■ Task ■
Extract the complete listing and repeat it word for word.

┌─ Data supplied

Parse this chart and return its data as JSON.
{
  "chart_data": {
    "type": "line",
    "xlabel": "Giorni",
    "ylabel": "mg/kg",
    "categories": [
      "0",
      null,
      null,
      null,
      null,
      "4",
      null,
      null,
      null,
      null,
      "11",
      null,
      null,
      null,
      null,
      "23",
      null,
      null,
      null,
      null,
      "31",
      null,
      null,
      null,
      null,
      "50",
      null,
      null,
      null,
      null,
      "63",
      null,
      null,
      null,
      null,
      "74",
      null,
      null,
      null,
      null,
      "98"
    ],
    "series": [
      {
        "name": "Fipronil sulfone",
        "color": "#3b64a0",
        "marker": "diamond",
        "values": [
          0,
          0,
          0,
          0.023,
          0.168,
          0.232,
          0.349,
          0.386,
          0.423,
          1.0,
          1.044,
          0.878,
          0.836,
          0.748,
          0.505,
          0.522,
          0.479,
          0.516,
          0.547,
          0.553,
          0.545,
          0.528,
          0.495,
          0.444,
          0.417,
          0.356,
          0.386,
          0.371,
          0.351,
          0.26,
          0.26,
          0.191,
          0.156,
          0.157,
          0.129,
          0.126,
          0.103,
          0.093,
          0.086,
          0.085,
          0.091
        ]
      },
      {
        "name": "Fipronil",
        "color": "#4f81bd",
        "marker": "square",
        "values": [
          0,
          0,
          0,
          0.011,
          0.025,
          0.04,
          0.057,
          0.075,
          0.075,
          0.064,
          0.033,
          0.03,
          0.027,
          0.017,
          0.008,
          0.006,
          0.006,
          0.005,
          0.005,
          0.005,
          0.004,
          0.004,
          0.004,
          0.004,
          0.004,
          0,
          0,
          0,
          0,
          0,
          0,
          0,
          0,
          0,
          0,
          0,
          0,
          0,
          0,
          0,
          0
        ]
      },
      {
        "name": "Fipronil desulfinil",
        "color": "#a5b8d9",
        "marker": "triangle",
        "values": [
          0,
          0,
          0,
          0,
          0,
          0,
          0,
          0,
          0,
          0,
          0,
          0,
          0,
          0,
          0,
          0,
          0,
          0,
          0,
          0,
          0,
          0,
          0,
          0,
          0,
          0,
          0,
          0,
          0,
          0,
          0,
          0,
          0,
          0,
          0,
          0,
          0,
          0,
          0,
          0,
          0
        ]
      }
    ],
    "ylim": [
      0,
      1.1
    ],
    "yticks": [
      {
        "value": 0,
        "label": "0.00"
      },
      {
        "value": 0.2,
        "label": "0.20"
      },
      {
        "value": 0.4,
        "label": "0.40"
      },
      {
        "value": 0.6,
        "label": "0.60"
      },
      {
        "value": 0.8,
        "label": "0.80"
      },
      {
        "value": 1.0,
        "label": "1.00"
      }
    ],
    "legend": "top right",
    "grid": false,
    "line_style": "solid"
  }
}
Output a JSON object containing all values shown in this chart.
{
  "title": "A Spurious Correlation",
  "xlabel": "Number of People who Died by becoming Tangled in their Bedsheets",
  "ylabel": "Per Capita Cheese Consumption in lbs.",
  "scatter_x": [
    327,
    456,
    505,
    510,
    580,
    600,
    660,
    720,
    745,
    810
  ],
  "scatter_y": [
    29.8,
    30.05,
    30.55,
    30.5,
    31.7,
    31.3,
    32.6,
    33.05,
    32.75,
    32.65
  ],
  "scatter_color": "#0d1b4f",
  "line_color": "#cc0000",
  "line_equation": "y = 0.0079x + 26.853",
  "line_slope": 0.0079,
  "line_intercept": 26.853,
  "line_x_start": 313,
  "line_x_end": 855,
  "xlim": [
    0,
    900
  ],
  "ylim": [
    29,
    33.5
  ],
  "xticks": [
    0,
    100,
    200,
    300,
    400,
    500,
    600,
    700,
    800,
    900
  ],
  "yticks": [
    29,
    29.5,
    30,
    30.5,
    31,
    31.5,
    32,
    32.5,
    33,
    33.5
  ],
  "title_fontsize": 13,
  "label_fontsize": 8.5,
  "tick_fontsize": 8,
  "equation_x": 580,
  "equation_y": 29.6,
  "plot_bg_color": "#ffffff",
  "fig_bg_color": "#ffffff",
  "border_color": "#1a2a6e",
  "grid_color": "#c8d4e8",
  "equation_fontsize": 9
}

└─

■ Full answer ■
Parse this chart and return its data as JSON.
{
  "chart_data": {
    "type": "line",
    "xlabel": "Giorni",
    "ylabel": "mg/kg",
    "categories": [
      "0",
      null,
      null,
      null,
      null,
      "4",
      null,
      null,
      null,
      null,
      "11",
      null,
      null,
      null,
      null,
      "23",
      null,
      null,
      null,
      null,
      "31",
      null,
      null,
      null,
      null,
      "50",
      null,
      null,
      null,
      null,
      "63",
      null,
      null,
      null,
      null,
      "74",
      null,
      null,
      null,
      null,
      "98"
    ],
    "series": [
      {
        "name": "Fipronil sulfone",
        "color": "#3b64a0",
        "marker": "diamond",
        "values": [
          0,
          0,
          0,
          0.023,
          0.168,
          0.232,
          0.349,
          0.386,
          0.423,
          1.0,
          1.044,
          0.878,
          0.836,
          0.748,
          0.505,
          0.522,
          0.479,
          0.516,
          0.547,
          0.553,
          0.545,
          0.528,
          0.495,
          0.444,
          0.417,
          0.356,
          0.386,
          0.371,
          0.351,
          0.26,
          0.26,
          0.191,
          0.156,
          0.157,
          0.129,
          0.126,
          0.103,
          0.093,
          0.086,
          0.085,
          0.091
        ]
      },
      {
        "name": "Fipronil",
        "color": "#4f81bd",
        "marker": "square",
        "values": [
          0,
          0,
          0,
          0.011,
          0.025,
          0.04,
          0.057,
          0.075,
          0.075,
          0.064,
          0.033,
          0.03,
          0.027,
          0.017,
          0.008,
          0.006,
          0.006,
          0.005,
          0.005,
          0.005,
          0.004,
          0.004,
          0.004,
          0.004,
          0.004,
          0,
          0,
          0,
          0,
          0,
          0,
          0,
          0,
          0,
          0,
          0,
          0,
          0,
          0,
          0,
          0
        ]
      },
      {
        "name": "Fipronil desulfinil",
        "color": "#a5b8d9",
        "marker": "triangle",
        "values": [
          0,
          0,
          0,
          0,
          0,
          0,
          0,
          0,
          0,
          0,
          0,
          0,
          0,
          0,
          0,
          0,
          0,
          0,
          0,
          0,
          0,
          0,
          0,
          0,
          0,
          0,
          0,
          0,
          0,
          0,
          0,
          0,
          0,
          0,
          0,
          0,
          0,
          0,
          0,
          0,
          0
        ]
      }
    ],
    "ylim": [
      0,
      1.1
    ],
    "yticks": [
      {
        "value": 0,
        "label": "0.00"
      },
      {
        "value": 0.2,
        "label": "0.20"
      },
      {
        "value": 0.4,
        "label": "0.40"
      },
      {
        "value": 0.6,
        "label": "0.60"
      },
      {
        "value": 0.8,
        "label": "0.80"
      },
      {
        "value": 1.0,
        "label": "1.00"
      }
    ],
    "legend": "top right",
    "grid": false,
    "line_style": "solid"
  }
}
Output a JSON object containing all values shown in this chart.
{
  "title": "A Spurious Correlation",
  "xlabel": "Number of People who Died by becoming Tangled in their Bedsheets",
  "ylabel": "Per Capita Cheese Consumption in lbs.",
  "scatter_x": [
    327,
    456,
    505,
    510,
    580,
    600,
    660,
    720,
    745,
    810
  ],
  "scatter_y": [
    29.8,
    30.05,
    30.55,
    30.5,
    31.7,
    31.3,
    32.6,
    33.05,
    32.75,
    32.65
  ],
  "scatter_color": "#0d1b4f",
  "line_color": "#cc0000",
  "line_equation": "y = 0.0079x + 26.853",
  "line_slope": 0.0079,
  "line_intercept": 26.853,
  "line_x_start": 313,
  "line_x_end": 855,
  "xlim": [
    0,
    900
  ],
  "ylim": [
    29,
    33.5
  ],
  "xticks": [
    0,
    100,
    200,
    300,
    400,
    500,
    600,
    700,
    800,
    900
  ],
  "yticks": [
    29,
    29.5,
    30,
    30.5,
    31,
    31.5,
    32,
    32.5,
    33,
    33.5
  ],
  "title_fontsize": 13,
  "label_fontsize": 8.5,
  "tick_fontsize": 8,
  "equation_x": 580,
  "equation_y": 29.6,
  "plot_bg_color": "#ffffff",
  "fig_bg_color": "#ffffff",
  "border_color": "#1a2a6e",
  "grid_color": "#c8d4e8",
  "equation_fontsize": 9
}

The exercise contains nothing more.